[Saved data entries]
+ + +

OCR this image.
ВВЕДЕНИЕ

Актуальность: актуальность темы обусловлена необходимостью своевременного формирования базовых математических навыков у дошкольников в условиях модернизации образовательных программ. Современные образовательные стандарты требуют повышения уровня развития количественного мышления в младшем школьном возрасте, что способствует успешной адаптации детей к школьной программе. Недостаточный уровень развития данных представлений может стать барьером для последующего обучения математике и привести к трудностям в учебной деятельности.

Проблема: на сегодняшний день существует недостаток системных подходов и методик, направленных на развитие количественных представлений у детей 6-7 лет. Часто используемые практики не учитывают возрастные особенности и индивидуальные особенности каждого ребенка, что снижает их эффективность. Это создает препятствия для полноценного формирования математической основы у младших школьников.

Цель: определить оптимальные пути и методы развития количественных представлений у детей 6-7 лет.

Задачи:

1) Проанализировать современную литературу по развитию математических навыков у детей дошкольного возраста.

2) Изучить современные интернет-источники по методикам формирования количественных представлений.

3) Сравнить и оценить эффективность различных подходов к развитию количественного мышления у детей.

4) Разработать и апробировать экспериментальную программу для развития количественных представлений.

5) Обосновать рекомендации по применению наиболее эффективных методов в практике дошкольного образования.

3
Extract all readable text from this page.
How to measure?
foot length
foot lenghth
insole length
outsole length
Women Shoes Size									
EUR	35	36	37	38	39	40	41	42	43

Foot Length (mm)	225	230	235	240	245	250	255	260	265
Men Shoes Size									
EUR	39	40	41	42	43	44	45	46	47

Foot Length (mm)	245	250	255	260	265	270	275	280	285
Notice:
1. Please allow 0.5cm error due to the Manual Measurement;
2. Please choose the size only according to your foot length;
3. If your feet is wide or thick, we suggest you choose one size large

+ + +

### Set problem
Collect every line above that contains the word "choose".

### Task response
2. Please choose the size only according to your foot length;
3. If your feet is wide or thick, we suggest you choose one size large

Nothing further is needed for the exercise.